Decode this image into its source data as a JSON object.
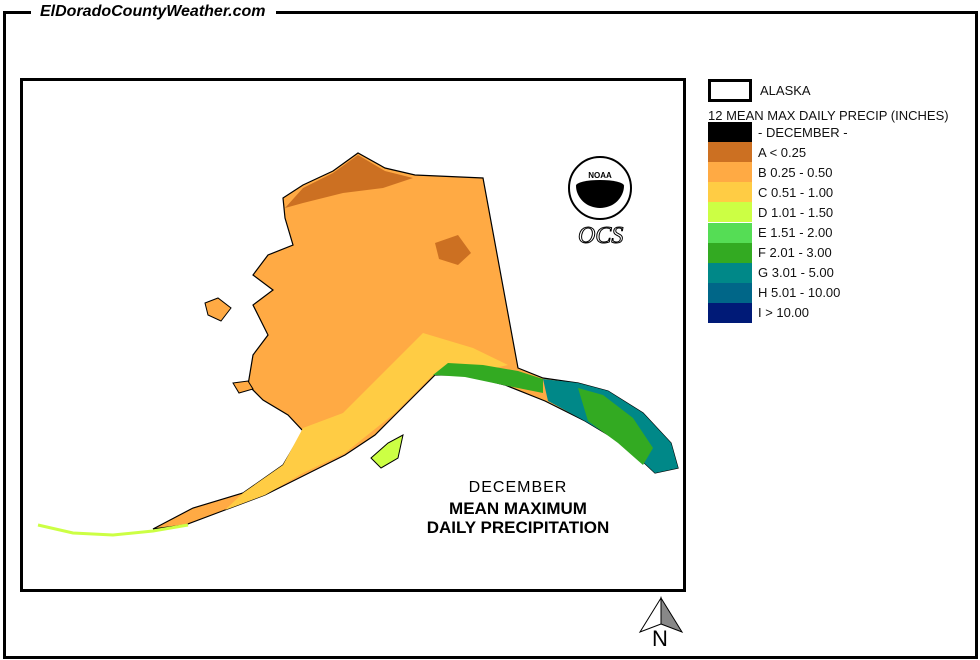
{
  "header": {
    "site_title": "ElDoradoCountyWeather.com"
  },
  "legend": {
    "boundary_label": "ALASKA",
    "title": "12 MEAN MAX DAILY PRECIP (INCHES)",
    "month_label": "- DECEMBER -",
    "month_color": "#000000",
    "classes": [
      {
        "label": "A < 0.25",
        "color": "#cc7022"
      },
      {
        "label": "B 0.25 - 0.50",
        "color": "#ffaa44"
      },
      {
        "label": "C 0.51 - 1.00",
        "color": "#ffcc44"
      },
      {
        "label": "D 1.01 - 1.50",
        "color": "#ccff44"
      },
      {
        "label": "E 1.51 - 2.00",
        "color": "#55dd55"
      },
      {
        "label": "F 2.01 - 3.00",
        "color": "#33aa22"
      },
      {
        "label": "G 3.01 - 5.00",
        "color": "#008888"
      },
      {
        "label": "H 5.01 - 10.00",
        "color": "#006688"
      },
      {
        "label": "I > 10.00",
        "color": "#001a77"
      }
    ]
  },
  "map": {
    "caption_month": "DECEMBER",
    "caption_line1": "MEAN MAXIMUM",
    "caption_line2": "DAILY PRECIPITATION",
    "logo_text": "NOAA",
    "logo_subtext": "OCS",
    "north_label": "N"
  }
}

######

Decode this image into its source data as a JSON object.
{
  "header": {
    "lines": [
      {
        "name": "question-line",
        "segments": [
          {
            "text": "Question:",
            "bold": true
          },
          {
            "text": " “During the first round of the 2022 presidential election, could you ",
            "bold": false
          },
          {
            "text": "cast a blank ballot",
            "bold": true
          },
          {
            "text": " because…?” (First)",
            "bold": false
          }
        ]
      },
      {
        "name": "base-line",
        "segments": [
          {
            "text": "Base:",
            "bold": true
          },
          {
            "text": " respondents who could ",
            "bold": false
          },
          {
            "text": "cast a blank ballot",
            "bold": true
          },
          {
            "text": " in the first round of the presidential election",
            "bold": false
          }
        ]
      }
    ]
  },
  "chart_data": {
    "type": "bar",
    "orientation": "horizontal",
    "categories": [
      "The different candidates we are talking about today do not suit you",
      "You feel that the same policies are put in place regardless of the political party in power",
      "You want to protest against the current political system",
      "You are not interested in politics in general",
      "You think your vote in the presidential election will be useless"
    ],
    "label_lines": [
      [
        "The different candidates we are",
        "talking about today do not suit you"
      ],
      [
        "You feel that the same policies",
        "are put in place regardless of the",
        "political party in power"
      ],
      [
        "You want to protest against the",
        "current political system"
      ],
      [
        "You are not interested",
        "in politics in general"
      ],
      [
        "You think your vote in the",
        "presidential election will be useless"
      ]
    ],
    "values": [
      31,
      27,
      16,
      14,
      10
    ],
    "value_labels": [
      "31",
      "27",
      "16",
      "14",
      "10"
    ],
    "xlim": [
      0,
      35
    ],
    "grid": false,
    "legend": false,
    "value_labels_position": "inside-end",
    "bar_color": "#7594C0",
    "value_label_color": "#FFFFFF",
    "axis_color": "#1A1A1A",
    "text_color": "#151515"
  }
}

######

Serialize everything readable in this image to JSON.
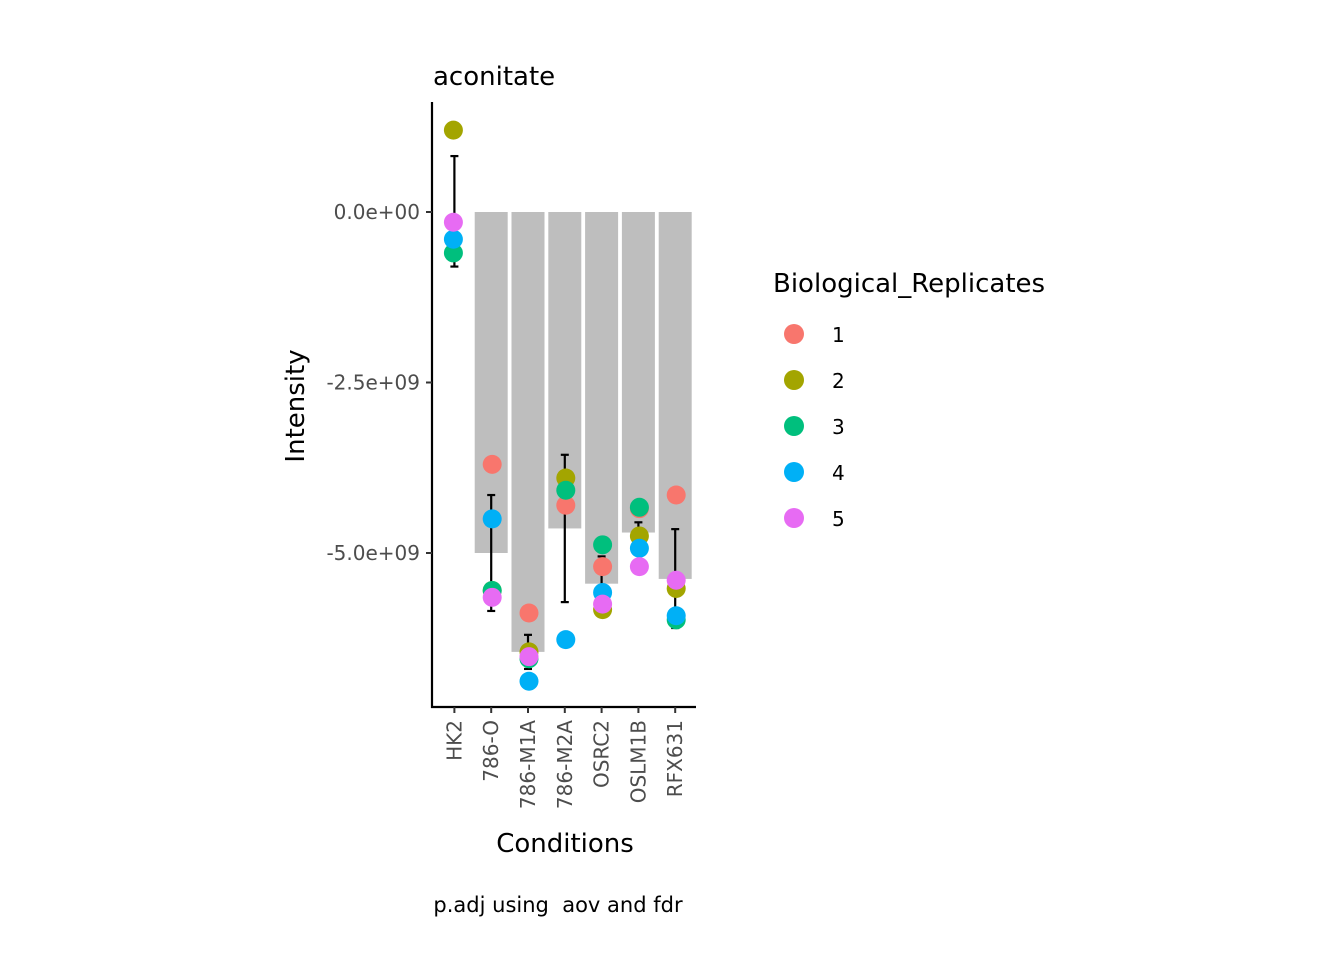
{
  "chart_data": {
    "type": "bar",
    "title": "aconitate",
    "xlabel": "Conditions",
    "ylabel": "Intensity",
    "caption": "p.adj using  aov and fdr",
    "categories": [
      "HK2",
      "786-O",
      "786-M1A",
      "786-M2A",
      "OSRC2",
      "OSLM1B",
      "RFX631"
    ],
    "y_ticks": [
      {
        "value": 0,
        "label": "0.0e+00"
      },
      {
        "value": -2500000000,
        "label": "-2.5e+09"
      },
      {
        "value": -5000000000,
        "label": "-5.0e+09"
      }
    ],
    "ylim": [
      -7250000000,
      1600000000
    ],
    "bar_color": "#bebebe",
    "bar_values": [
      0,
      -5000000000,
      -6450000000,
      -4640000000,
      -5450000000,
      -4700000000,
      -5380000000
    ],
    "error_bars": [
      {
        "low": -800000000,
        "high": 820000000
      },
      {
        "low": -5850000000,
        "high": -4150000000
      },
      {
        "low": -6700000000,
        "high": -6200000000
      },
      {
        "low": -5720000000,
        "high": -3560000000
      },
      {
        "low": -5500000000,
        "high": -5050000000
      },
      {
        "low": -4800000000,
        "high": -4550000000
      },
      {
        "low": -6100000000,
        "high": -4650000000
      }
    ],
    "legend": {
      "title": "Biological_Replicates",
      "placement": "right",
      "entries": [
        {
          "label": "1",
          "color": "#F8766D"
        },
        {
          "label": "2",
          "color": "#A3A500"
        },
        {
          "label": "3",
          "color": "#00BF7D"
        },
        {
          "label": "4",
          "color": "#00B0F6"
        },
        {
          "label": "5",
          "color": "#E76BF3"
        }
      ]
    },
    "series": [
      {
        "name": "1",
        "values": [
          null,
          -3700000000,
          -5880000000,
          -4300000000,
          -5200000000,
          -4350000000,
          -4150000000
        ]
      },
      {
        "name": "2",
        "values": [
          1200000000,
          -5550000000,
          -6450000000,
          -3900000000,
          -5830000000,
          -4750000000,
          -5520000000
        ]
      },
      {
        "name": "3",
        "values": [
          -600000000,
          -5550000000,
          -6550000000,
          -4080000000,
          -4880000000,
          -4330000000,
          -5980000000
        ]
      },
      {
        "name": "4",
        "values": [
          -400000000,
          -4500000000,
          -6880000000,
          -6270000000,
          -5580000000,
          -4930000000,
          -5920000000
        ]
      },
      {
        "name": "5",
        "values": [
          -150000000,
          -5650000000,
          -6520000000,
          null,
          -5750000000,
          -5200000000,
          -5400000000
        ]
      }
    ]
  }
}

######

Task details:
Identify every line where the string "regardless" appears.

Written response:
      "You feel that the same policies are put in place regardless of the political party in power",
        "are put in place regardless of the",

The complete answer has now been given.